Data entries
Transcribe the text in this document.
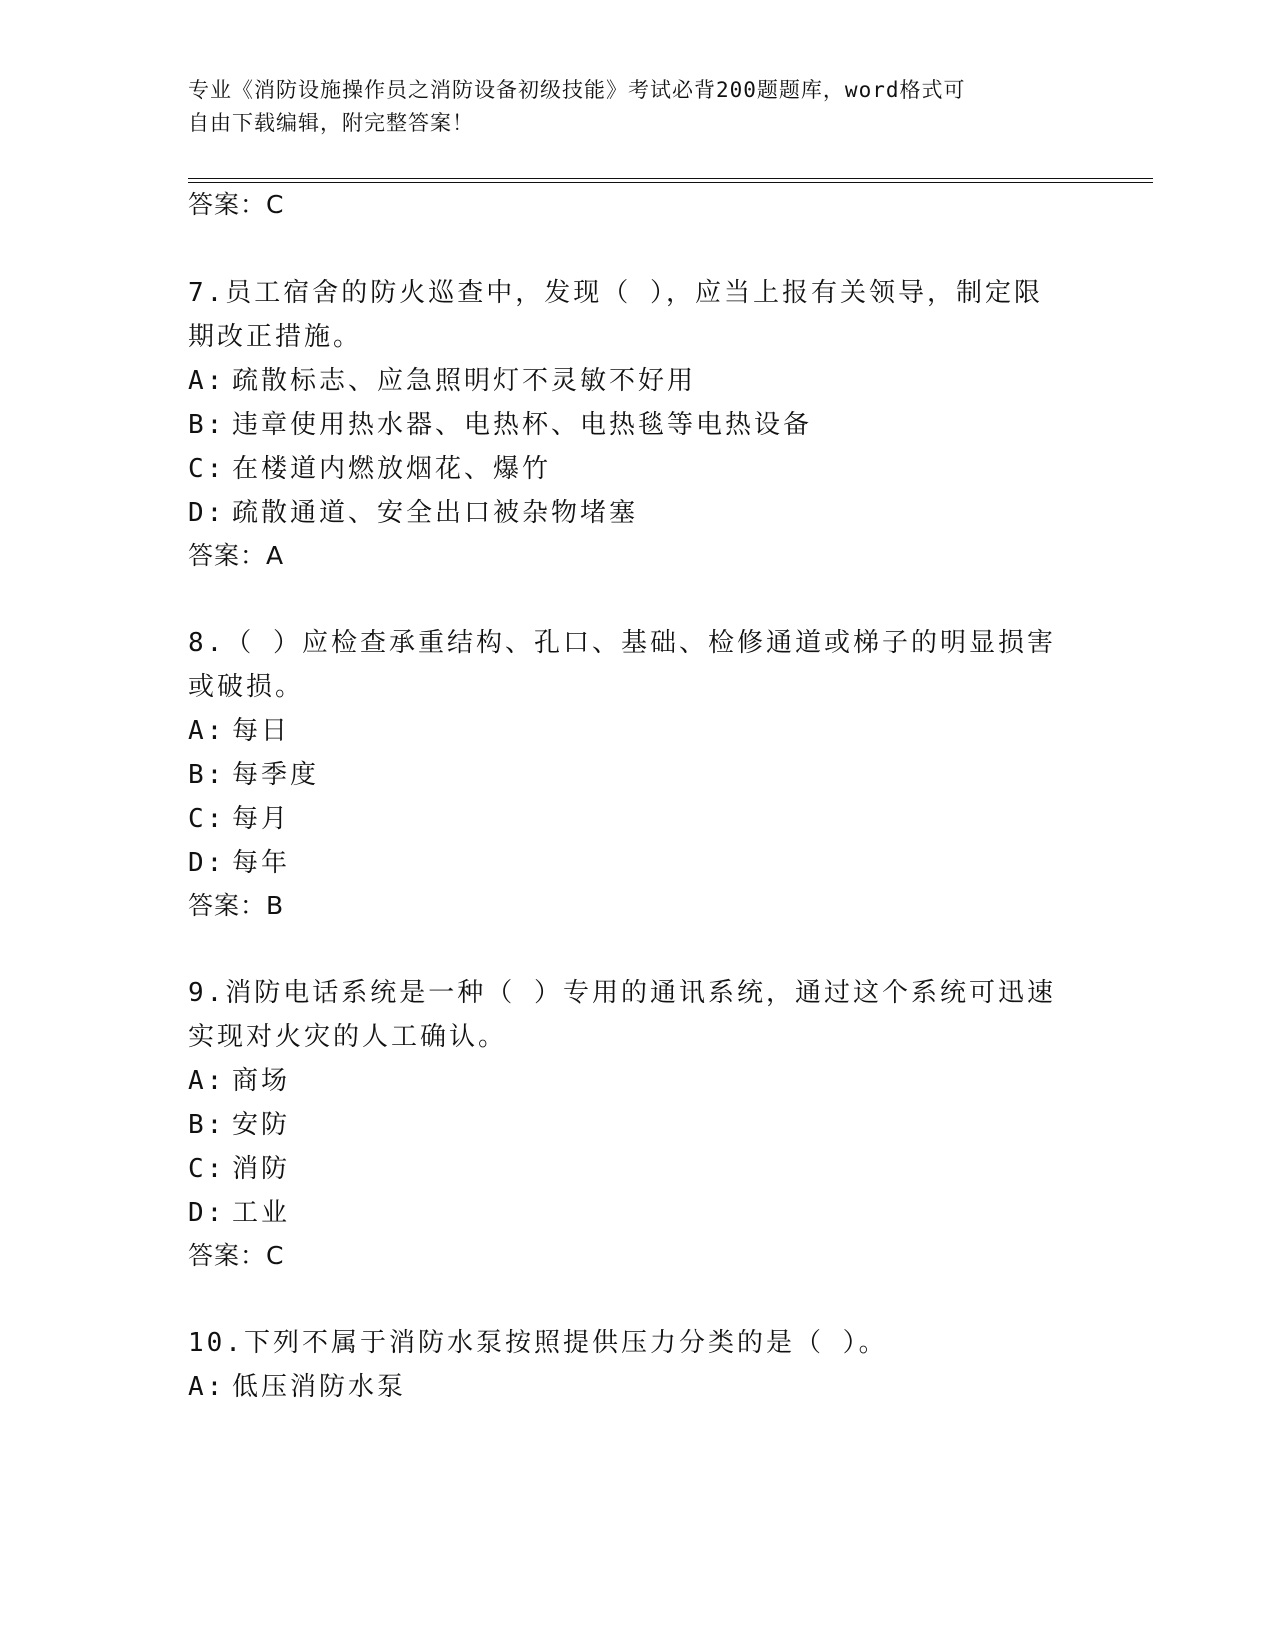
专业《消防设施操作员之消防设备初级技能》考试必背200题题库，word格式可
自由下载编辑，附完整答案！
答案：C
7.员工宿舍的防火巡查中，发现（ ），应当上报有关领导，制定限
期改正措施。
A: 疏散标志、应急照明灯不灵敏不好用
B: 违章使用热水器、电热杯、电热毯等电热设备
C: 在楼道内燃放烟花、爆竹
D: 疏散通道、安全出口被杂物堵塞
答案：A
8.（ ）应检查承重结构、孔口、基础、检修通道或梯子的明显损害
或破损。
A: 每日
B: 每季度
C: 每月
D: 每年
答案：B
9.消防电话系统是一种（ ）专用的通讯系统，通过这个系统可迅速
实现对火灾的人工确认。
A: 商场
B: 安防
C: 消防
D: 工业
答案：C
10.下列不属于消防水泵按照提供压力分类的是（ ）。
A: 低压消防水泵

EXERCISE
Copy all the data exactly as written, but skip any picture.

ANSWER TO THE TASK
Transcribe the text in this document.
专业《消防设施操作员之消防设备初级技能》考试必背200题题库，word格式可
自由下载编辑，附完整答案！
答案：C
7.员工宿舍的防火巡查中，发现（ ），应当上报有关领导，制定限
期改正措施。
A: 疏散标志、应急照明灯不灵敏不好用
B: 违章使用热水器、电热杯、电热毯等电热设备
C: 在楼道内燃放烟花、爆竹
D: 疏散通道、安全出口被杂物堵塞
答案：A
8.（ ）应检查承重结构、孔口、基础、检修通道或梯子的明显损害
或破损。
A: 每日
B: 每季度
C: 每月
D: 每年
答案：B
9.消防电话系统是一种（ ）专用的通讯系统，通过这个系统可迅速
实现对火灾的人工确认。
A: 商场
B: 安防
C: 消防
D: 工业
答案：C
10.下列不属于消防水泵按照提供压力分类的是（ ）。
A: 低压消防水泵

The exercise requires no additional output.